- Given request -
Scan the data for "using" and copy the lines it appears in.

- - - -

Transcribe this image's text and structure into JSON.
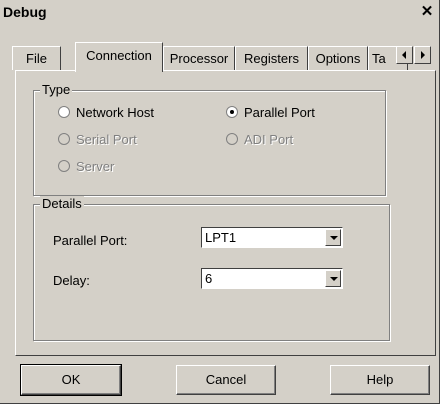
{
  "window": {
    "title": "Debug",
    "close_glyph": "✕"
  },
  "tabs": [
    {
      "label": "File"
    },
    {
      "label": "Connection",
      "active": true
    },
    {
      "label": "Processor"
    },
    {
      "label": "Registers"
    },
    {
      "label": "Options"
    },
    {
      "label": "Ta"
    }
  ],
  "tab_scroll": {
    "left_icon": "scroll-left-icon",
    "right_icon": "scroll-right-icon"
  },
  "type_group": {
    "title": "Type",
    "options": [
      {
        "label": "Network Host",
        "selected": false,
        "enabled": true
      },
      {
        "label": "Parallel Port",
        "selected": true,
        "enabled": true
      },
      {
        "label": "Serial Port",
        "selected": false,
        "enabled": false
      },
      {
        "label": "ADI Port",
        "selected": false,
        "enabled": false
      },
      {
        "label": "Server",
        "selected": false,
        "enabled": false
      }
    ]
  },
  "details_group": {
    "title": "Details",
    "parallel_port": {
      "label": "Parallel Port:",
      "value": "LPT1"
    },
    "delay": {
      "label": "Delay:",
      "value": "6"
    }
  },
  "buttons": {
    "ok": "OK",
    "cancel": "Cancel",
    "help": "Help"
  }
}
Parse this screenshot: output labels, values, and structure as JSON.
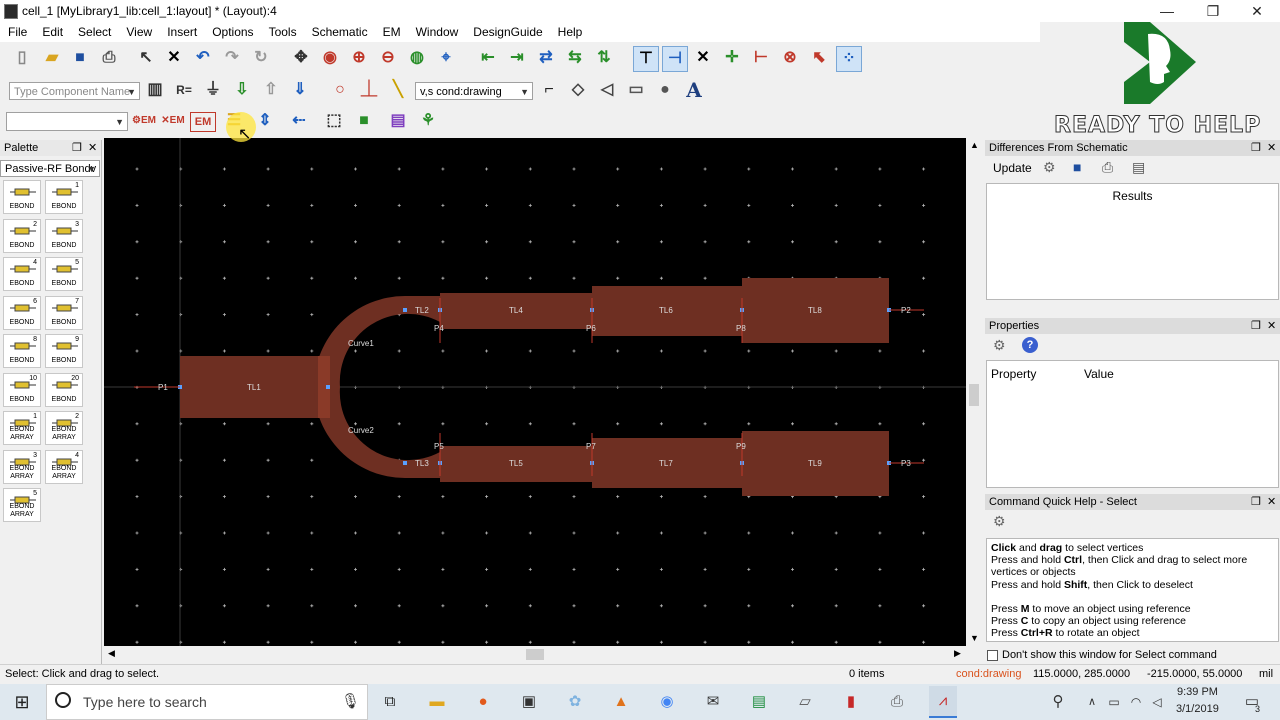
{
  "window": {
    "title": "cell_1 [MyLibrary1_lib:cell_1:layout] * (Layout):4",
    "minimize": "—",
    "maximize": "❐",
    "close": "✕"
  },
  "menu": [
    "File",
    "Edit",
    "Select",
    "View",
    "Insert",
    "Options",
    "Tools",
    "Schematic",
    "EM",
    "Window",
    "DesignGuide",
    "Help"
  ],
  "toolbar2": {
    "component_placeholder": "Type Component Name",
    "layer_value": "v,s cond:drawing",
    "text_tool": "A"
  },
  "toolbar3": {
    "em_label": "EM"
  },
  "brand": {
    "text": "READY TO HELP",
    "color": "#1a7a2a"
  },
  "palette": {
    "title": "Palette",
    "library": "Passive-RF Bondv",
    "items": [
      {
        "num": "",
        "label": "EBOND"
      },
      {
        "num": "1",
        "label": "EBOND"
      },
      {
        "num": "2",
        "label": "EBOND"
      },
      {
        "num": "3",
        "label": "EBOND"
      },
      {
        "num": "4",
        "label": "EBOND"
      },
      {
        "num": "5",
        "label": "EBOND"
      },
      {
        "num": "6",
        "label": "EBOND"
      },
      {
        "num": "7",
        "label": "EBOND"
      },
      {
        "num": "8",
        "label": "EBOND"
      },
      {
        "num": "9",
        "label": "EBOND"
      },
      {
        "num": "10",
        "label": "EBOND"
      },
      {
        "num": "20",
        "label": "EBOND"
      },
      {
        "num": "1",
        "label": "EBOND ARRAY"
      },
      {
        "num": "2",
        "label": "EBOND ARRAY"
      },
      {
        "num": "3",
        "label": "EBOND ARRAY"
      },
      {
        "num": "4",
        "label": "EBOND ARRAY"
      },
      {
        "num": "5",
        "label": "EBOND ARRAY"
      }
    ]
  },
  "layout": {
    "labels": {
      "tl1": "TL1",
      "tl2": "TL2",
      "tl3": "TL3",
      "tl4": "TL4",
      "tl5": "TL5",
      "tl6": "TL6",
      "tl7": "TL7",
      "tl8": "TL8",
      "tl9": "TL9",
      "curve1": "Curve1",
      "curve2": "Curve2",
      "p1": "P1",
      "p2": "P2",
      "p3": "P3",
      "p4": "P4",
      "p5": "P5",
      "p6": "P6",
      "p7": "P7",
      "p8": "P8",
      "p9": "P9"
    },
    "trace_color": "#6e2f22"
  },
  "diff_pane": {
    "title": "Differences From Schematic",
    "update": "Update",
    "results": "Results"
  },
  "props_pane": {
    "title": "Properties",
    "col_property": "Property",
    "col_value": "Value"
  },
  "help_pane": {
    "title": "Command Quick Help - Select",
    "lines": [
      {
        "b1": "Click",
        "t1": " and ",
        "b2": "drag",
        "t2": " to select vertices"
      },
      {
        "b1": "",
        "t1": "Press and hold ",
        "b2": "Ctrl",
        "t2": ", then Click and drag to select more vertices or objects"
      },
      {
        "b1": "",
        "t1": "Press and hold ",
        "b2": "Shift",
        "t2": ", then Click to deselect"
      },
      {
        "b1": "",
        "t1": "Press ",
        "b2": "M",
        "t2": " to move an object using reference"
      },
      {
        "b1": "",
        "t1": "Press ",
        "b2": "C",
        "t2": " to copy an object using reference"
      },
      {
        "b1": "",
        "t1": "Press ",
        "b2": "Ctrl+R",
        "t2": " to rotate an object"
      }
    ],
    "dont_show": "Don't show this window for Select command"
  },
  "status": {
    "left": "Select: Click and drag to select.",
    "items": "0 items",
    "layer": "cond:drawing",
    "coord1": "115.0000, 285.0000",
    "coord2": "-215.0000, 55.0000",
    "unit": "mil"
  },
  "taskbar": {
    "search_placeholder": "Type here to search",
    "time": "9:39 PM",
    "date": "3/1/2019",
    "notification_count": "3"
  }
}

- - - -

- Full solution -
        "t2": " to move an object using reference"
        "t2": " to copy an object using reference"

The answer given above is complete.